▸ **WHAT YOU ARE ASKED TO DO**
Pull out every line below containing the word "小型预制构件安装".

# start of MATERIALS PROVIDED

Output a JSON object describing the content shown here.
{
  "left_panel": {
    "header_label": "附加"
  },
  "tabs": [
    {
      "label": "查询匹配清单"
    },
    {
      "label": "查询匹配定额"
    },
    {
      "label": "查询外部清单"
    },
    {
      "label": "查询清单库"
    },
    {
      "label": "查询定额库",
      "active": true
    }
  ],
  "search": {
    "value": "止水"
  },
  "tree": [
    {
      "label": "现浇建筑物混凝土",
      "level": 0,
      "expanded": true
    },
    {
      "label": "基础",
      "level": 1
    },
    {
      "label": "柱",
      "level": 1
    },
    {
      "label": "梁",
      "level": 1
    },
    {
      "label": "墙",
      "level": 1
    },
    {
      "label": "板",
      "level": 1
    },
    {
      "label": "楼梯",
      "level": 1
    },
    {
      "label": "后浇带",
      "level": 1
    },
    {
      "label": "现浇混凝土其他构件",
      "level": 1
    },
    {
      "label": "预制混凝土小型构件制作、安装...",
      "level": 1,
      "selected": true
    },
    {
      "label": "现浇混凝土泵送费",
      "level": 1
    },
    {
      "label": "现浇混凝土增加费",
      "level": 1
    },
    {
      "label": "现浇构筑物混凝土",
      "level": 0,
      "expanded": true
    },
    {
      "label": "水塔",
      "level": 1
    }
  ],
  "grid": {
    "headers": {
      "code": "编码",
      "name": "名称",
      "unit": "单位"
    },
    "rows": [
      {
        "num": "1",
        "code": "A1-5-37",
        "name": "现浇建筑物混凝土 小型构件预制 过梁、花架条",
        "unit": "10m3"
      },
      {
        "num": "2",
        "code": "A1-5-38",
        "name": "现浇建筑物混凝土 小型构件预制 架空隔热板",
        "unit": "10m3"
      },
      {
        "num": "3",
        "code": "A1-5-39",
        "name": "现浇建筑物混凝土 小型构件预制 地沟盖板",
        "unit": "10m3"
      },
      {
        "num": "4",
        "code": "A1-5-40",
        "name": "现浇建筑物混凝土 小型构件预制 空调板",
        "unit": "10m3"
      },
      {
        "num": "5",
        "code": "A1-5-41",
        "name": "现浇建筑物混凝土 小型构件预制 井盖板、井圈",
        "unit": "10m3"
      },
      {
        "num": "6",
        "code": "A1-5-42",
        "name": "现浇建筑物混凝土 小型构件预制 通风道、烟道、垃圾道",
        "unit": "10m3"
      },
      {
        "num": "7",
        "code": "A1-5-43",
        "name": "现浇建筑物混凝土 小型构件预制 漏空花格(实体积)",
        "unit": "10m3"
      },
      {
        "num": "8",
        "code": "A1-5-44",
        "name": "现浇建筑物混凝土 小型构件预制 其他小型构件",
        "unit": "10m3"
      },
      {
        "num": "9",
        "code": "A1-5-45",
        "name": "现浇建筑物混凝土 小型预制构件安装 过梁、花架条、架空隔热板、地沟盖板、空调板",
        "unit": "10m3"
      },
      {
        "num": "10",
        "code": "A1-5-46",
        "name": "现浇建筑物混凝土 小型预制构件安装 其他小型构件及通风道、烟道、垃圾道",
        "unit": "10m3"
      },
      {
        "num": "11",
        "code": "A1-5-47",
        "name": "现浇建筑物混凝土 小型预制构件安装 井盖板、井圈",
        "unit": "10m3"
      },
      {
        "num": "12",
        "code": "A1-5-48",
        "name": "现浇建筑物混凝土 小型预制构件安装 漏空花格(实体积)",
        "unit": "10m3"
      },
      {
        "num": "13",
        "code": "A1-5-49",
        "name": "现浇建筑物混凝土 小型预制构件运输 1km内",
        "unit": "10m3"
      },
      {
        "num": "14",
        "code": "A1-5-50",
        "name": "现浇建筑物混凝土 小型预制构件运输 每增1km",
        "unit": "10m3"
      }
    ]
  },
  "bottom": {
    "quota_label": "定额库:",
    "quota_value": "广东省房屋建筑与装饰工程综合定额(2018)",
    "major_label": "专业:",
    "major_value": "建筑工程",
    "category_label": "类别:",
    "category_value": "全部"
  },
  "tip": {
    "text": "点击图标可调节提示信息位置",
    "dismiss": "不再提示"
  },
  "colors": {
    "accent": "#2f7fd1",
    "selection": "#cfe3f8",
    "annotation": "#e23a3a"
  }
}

# end of MATERIALS PROVIDED

▸ **TASK SOLUTION**
        "name": "现浇建筑物混凝土 小型预制构件安装 过梁、花架条、架空隔热板、地沟盖板、空调板",
        "name": "现浇建筑物混凝土 小型预制构件安装 其他小型构件及通风道、烟道、垃圾道",
        "name": "现浇建筑物混凝土 小型预制构件安装 井盖板、井圈",
        "name": "现浇建筑物混凝土 小型预制构件安装 漏空花格(实体积)",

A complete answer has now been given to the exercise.